- [Records for this exercise]:
___

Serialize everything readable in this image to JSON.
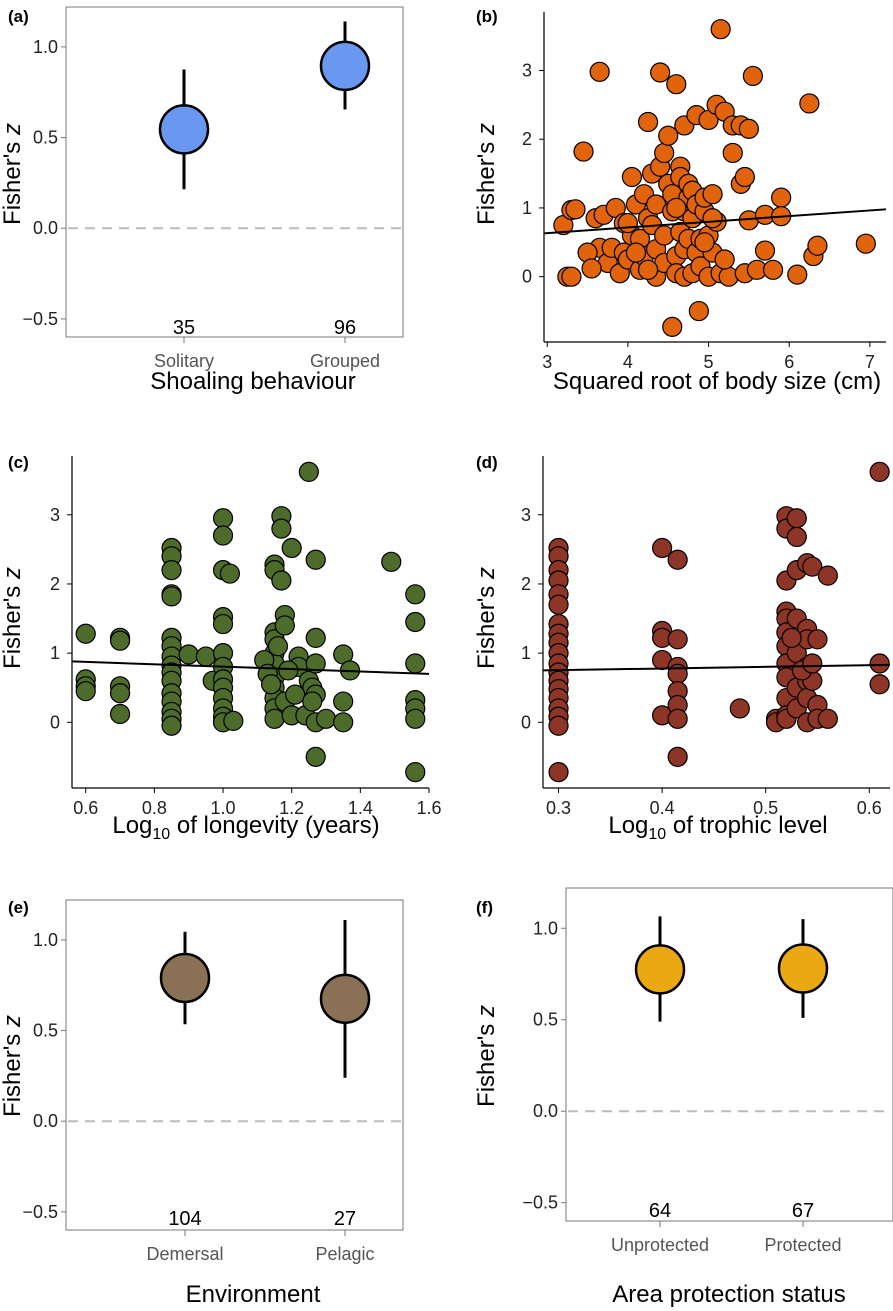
{
  "chart_data": [
    {
      "panel": "(a)",
      "type": "dot-errorbar",
      "xlabel": "Shoaling behaviour",
      "ylabel": "Fisher's z",
      "ylim": [
        -0.6,
        1.22
      ],
      "yticks": [
        -0.5,
        0.0,
        0.5,
        1.0
      ],
      "ytick_labels": [
        "−0.5",
        "0.0",
        "0.5",
        "1.0"
      ],
      "categories": [
        "Solitary",
        "Grouped"
      ],
      "estimates": [
        0.545,
        0.895
      ],
      "ci_low": [
        0.215,
        0.655
      ],
      "ci_high": [
        0.875,
        1.14
      ],
      "n": [
        "35",
        "96"
      ],
      "reference_line": 0.0,
      "color": "#6a97ef"
    },
    {
      "panel": "(b)",
      "type": "scatter",
      "xlabel": "Squared root of body size (cm)",
      "ylabel": "Fisher's z",
      "xlim": [
        2.96,
        7.2
      ],
      "ylim": [
        -0.95,
        3.85
      ],
      "xticks": [
        3,
        4,
        5,
        6,
        7
      ],
      "xtick_labels": [
        "3",
        "4",
        "5",
        "6",
        "7"
      ],
      "yticks": [
        0,
        1,
        2,
        3
      ],
      "ytick_labels": [
        "0",
        "1",
        "2",
        "3"
      ],
      "trend": {
        "x": [
          2.96,
          7.2
        ],
        "y": [
          0.63,
          0.98
        ]
      },
      "points": [
        [
          3.2,
          0.75
        ],
        [
          3.25,
          0.0
        ],
        [
          3.3,
          0.0
        ],
        [
          3.3,
          0.97
        ],
        [
          3.35,
          0.98
        ],
        [
          3.45,
          1.82
        ],
        [
          3.6,
          0.85
        ],
        [
          3.65,
          2.98
        ],
        [
          3.65,
          0.42
        ],
        [
          3.7,
          0.9
        ],
        [
          3.75,
          0.2
        ],
        [
          3.8,
          0.42
        ],
        [
          3.85,
          1.0
        ],
        [
          3.9,
          0.05
        ],
        [
          3.95,
          0.78
        ],
        [
          3.95,
          0.35
        ],
        [
          4.0,
          0.25
        ],
        [
          4.05,
          0.6
        ],
        [
          4.05,
          1.45
        ],
        [
          4.1,
          1.05
        ],
        [
          4.15,
          0.1
        ],
        [
          4.15,
          0.55
        ],
        [
          4.2,
          1.2
        ],
        [
          4.2,
          0.3
        ],
        [
          4.25,
          2.25
        ],
        [
          4.25,
          0.85
        ],
        [
          4.3,
          1.5
        ],
        [
          4.3,
          0.75
        ],
        [
          4.35,
          1.05
        ],
        [
          4.35,
          0.4
        ],
        [
          4.35,
          0.0
        ],
        [
          4.4,
          1.6
        ],
        [
          4.4,
          2.97
        ],
        [
          4.45,
          1.8
        ],
        [
          4.45,
          0.6
        ],
        [
          4.45,
          0.2
        ],
        [
          4.5,
          1.35
        ],
        [
          4.5,
          2.05
        ],
        [
          4.55,
          0.95
        ],
        [
          4.55,
          1.2
        ],
        [
          4.6,
          0.3
        ],
        [
          4.6,
          2.8
        ],
        [
          4.6,
          0.05
        ],
        [
          4.65,
          1.6
        ],
        [
          4.65,
          0.65
        ],
        [
          4.65,
          1.45
        ],
        [
          4.7,
          0.4
        ],
        [
          4.7,
          2.2
        ],
        [
          4.7,
          0.0
        ],
        [
          4.7,
          0.95
        ],
        [
          4.75,
          1.15
        ],
        [
          4.75,
          0.55
        ],
        [
          4.75,
          1.35
        ],
        [
          4.8,
          0.05
        ],
        [
          4.8,
          0.85
        ],
        [
          4.8,
          1.25
        ],
        [
          4.85,
          2.35
        ],
        [
          4.85,
          1.05
        ],
        [
          4.85,
          0.35
        ],
        [
          4.9,
          0.55
        ],
        [
          4.9,
          0.15
        ],
        [
          4.95,
          0.95
        ],
        [
          4.95,
          1.15
        ],
        [
          5.0,
          2.28
        ],
        [
          5.0,
          0.6
        ],
        [
          5.0,
          0.0
        ],
        [
          5.05,
          1.2
        ],
        [
          5.05,
          0.35
        ],
        [
          5.1,
          0.8
        ],
        [
          5.1,
          2.5
        ],
        [
          5.15,
          3.6
        ],
        [
          5.15,
          0.05
        ],
        [
          5.2,
          2.4
        ],
        [
          5.25,
          0.0
        ],
        [
          5.3,
          2.2
        ],
        [
          5.3,
          1.8
        ],
        [
          5.4,
          2.2
        ],
        [
          5.4,
          1.35
        ],
        [
          5.45,
          1.45
        ],
        [
          5.45,
          0.05
        ],
        [
          5.5,
          2.15
        ],
        [
          5.5,
          0.82
        ],
        [
          5.55,
          2.92
        ],
        [
          5.6,
          0.1
        ],
        [
          5.7,
          0.9
        ],
        [
          5.7,
          0.38
        ],
        [
          5.8,
          0.1
        ],
        [
          5.9,
          1.15
        ],
        [
          5.9,
          0.88
        ],
        [
          6.1,
          0.03
        ],
        [
          6.25,
          2.52
        ],
        [
          6.3,
          0.3
        ],
        [
          6.35,
          0.45
        ],
        [
          6.95,
          0.48
        ],
        [
          4.55,
          -0.73
        ],
        [
          4.88,
          -0.5
        ],
        [
          3.5,
          0.35
        ],
        [
          3.55,
          0.12
        ],
        [
          4.0,
          0.78
        ],
        [
          4.1,
          0.35
        ],
        [
          4.6,
          1.0
        ],
        [
          4.95,
          0.5
        ],
        [
          5.05,
          0.85
        ],
        [
          5.2,
          0.25
        ],
        [
          4.25,
          0.1
        ]
      ]
    },
    {
      "panel": "(c)",
      "type": "scatter",
      "xlabel": "Log10 of longevity (years)",
      "ylabel": "Fisher's z",
      "xlim": [
        0.56,
        1.6
      ],
      "ylim": [
        -0.95,
        3.85
      ],
      "xticks": [
        0.6,
        0.8,
        1.0,
        1.2,
        1.4,
        1.6
      ],
      "xtick_labels": [
        "0.6",
        "0.8",
        "1.0",
        "1.2",
        "1.4",
        "1.6"
      ],
      "yticks": [
        0,
        1,
        2,
        3
      ],
      "ytick_labels": [
        "0",
        "1",
        "2",
        "3"
      ],
      "trend": {
        "x": [
          0.56,
          1.6
        ],
        "y": [
          0.88,
          0.7
        ]
      },
      "points": [
        [
          0.6,
          1.28
        ],
        [
          0.6,
          0.62
        ],
        [
          0.6,
          0.52
        ],
        [
          0.6,
          0.45
        ],
        [
          0.7,
          1.22
        ],
        [
          0.7,
          1.18
        ],
        [
          0.7,
          0.52
        ],
        [
          0.7,
          0.42
        ],
        [
          0.7,
          0.12
        ],
        [
          0.85,
          2.52
        ],
        [
          0.85,
          2.4
        ],
        [
          0.85,
          2.2
        ],
        [
          0.85,
          1.85
        ],
        [
          0.85,
          1.82
        ],
        [
          0.85,
          1.22
        ],
        [
          0.85,
          1.1
        ],
        [
          0.85,
          0.95
        ],
        [
          0.85,
          0.82
        ],
        [
          0.85,
          0.72
        ],
        [
          0.85,
          0.6
        ],
        [
          0.85,
          0.42
        ],
        [
          0.85,
          0.3
        ],
        [
          0.85,
          0.15
        ],
        [
          0.85,
          0.05
        ],
        [
          0.85,
          -0.05
        ],
        [
          0.9,
          0.98
        ],
        [
          0.95,
          0.95
        ],
        [
          0.97,
          0.6
        ],
        [
          1.0,
          2.95
        ],
        [
          1.0,
          2.7
        ],
        [
          1.0,
          2.2
        ],
        [
          1.0,
          1.52
        ],
        [
          1.0,
          1.42
        ],
        [
          1.0,
          1.0
        ],
        [
          1.0,
          0.8
        ],
        [
          1.0,
          0.62
        ],
        [
          1.0,
          0.5
        ],
        [
          1.0,
          0.35
        ],
        [
          1.0,
          0.2
        ],
        [
          1.0,
          0.08
        ],
        [
          1.0,
          0.0
        ],
        [
          1.02,
          2.15
        ],
        [
          1.03,
          0.02
        ],
        [
          1.15,
          2.28
        ],
        [
          1.15,
          2.2
        ],
        [
          1.15,
          1.3
        ],
        [
          1.15,
          1.2
        ],
        [
          1.15,
          1.0
        ],
        [
          1.15,
          0.85
        ],
        [
          1.15,
          0.65
        ],
        [
          1.15,
          0.5
        ],
        [
          1.15,
          0.35
        ],
        [
          1.15,
          0.2
        ],
        [
          1.15,
          0.05
        ],
        [
          1.17,
          2.98
        ],
        [
          1.17,
          2.8
        ],
        [
          1.17,
          2.05
        ],
        [
          1.18,
          1.55
        ],
        [
          1.18,
          1.4
        ],
        [
          1.18,
          0.3
        ],
        [
          1.2,
          2.52
        ],
        [
          1.2,
          0.1
        ],
        [
          1.22,
          0.95
        ],
        [
          1.22,
          0.8
        ],
        [
          1.24,
          0.1
        ],
        [
          1.25,
          3.62
        ],
        [
          1.25,
          0.6
        ],
        [
          1.26,
          0.5
        ],
        [
          1.27,
          2.35
        ],
        [
          1.27,
          1.22
        ],
        [
          1.27,
          0.85
        ],
        [
          1.27,
          0.4
        ],
        [
          1.27,
          0.0
        ],
        [
          1.27,
          -0.5
        ],
        [
          1.3,
          0.05
        ],
        [
          1.35,
          0.98
        ],
        [
          1.35,
          0.3
        ],
        [
          1.35,
          0.0
        ],
        [
          1.37,
          0.75
        ],
        [
          1.49,
          2.32
        ],
        [
          1.56,
          1.85
        ],
        [
          1.56,
          1.45
        ],
        [
          1.56,
          0.85
        ],
        [
          1.56,
          0.32
        ],
        [
          1.56,
          0.2
        ],
        [
          1.56,
          0.05
        ],
        [
          1.56,
          -0.72
        ],
        [
          1.12,
          0.9
        ],
        [
          1.13,
          0.7
        ],
        [
          1.14,
          0.55
        ],
        [
          1.16,
          1.1
        ],
        [
          1.19,
          0.75
        ],
        [
          1.21,
          0.4
        ],
        [
          1.26,
          0.3
        ]
      ]
    },
    {
      "panel": "(d)",
      "type": "scatter",
      "xlabel": "Log10 of trophic level",
      "ylabel": "Fisher's z",
      "xlim": [
        0.285,
        0.62
      ],
      "ylim": [
        -0.95,
        3.85
      ],
      "xticks": [
        0.3,
        0.4,
        0.5,
        0.6
      ],
      "xtick_labels": [
        "0.3",
        "0.4",
        "0.5",
        "0.6"
      ],
      "yticks": [
        0,
        1,
        2,
        3
      ],
      "ytick_labels": [
        "0",
        "1",
        "2",
        "3"
      ],
      "trend": {
        "x": [
          0.285,
          0.62
        ],
        "y": [
          0.75,
          0.83
        ]
      },
      "points": [
        [
          0.3,
          2.52
        ],
        [
          0.3,
          2.4
        ],
        [
          0.3,
          2.2
        ],
        [
          0.3,
          2.05
        ],
        [
          0.3,
          1.85
        ],
        [
          0.3,
          1.7
        ],
        [
          0.3,
          1.42
        ],
        [
          0.3,
          1.28
        ],
        [
          0.3,
          1.15
        ],
        [
          0.3,
          1.0
        ],
        [
          0.3,
          0.85
        ],
        [
          0.3,
          0.72
        ],
        [
          0.3,
          0.6
        ],
        [
          0.3,
          0.48
        ],
        [
          0.3,
          0.35
        ],
        [
          0.3,
          0.2
        ],
        [
          0.3,
          0.08
        ],
        [
          0.3,
          -0.05
        ],
        [
          0.3,
          -0.72
        ],
        [
          0.4,
          2.52
        ],
        [
          0.4,
          1.32
        ],
        [
          0.4,
          1.22
        ],
        [
          0.4,
          0.9
        ],
        [
          0.4,
          0.1
        ],
        [
          0.415,
          2.35
        ],
        [
          0.415,
          1.2
        ],
        [
          0.415,
          0.8
        ],
        [
          0.415,
          0.7
        ],
        [
          0.415,
          0.45
        ],
        [
          0.415,
          0.25
        ],
        [
          0.415,
          0.05
        ],
        [
          0.415,
          -0.5
        ],
        [
          0.475,
          0.2
        ],
        [
          0.51,
          0.05
        ],
        [
          0.51,
          0.0
        ],
        [
          0.52,
          2.98
        ],
        [
          0.52,
          2.8
        ],
        [
          0.52,
          2.05
        ],
        [
          0.52,
          1.6
        ],
        [
          0.52,
          1.5
        ],
        [
          0.52,
          1.3
        ],
        [
          0.52,
          1.1
        ],
        [
          0.52,
          0.85
        ],
        [
          0.52,
          0.65
        ],
        [
          0.52,
          0.35
        ],
        [
          0.52,
          0.1
        ],
        [
          0.52,
          0.05
        ],
        [
          0.53,
          2.95
        ],
        [
          0.53,
          2.68
        ],
        [
          0.53,
          2.2
        ],
        [
          0.53,
          1.5
        ],
        [
          0.53,
          1.0
        ],
        [
          0.53,
          0.5
        ],
        [
          0.53,
          0.2
        ],
        [
          0.54,
          2.3
        ],
        [
          0.54,
          1.35
        ],
        [
          0.54,
          1.2
        ],
        [
          0.54,
          0.8
        ],
        [
          0.54,
          0.6
        ],
        [
          0.54,
          0.35
        ],
        [
          0.54,
          0.0
        ],
        [
          0.545,
          2.25
        ],
        [
          0.545,
          0.6
        ],
        [
          0.55,
          1.2
        ],
        [
          0.55,
          0.25
        ],
        [
          0.55,
          0.05
        ],
        [
          0.56,
          2.12
        ],
        [
          0.56,
          0.05
        ],
        [
          0.61,
          3.62
        ],
        [
          0.61,
          0.85
        ],
        [
          0.61,
          0.55
        ],
        [
          0.525,
          1.22
        ],
        [
          0.535,
          0.75
        ],
        [
          0.545,
          0.85
        ]
      ]
    },
    {
      "panel": "(e)",
      "type": "dot-errorbar",
      "xlabel": "Environment",
      "ylabel": "Fisher's z",
      "ylim": [
        -0.6,
        1.22
      ],
      "yticks": [
        -0.5,
        0.0,
        0.5,
        1.0
      ],
      "ytick_labels": [
        "−0.5",
        "0.0",
        "0.5",
        "1.0"
      ],
      "categories": [
        "Demersal",
        "Pelagic"
      ],
      "estimates": [
        0.79,
        0.675
      ],
      "ci_low": [
        0.535,
        0.24
      ],
      "ci_high": [
        1.045,
        1.11
      ],
      "n": [
        "104",
        "27"
      ],
      "reference_line": 0.0,
      "color": "#8a7054"
    },
    {
      "panel": "(f)",
      "type": "dot-errorbar",
      "xlabel": "Area protection status",
      "ylabel": "Fisher's z",
      "ylim": [
        -0.6,
        1.22
      ],
      "yticks": [
        -0.5,
        0.0,
        0.5,
        1.0
      ],
      "ytick_labels": [
        "−0.5",
        "0.0",
        "0.5",
        "1.0"
      ],
      "categories": [
        "Unprotected",
        "Protected"
      ],
      "estimates": [
        0.775,
        0.78
      ],
      "ci_low": [
        0.49,
        0.51
      ],
      "ci_high": [
        1.065,
        1.05
      ],
      "n": [
        "64",
        "67"
      ],
      "reference_line": 0.0,
      "color": "#eaa912"
    }
  ],
  "scatter_colors": {
    "(b)": "#e1640c",
    "(c)": "#4d6b2a",
    "(d)": "#8d3526"
  }
}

___

- [What is expected]:
Each line with the string "xlabel" in it needs to be found and copied.

- [Finished task]:
      "xlabel": "Shoaling behaviour",
      "xlabel": "Squared root of body size (cm)",
      "xlabel": "Log10 of longevity (years)",
      "xlabel": "Log10 of trophic level",
      "xlabel": "Environment",
      "xlabel": "Area protection status",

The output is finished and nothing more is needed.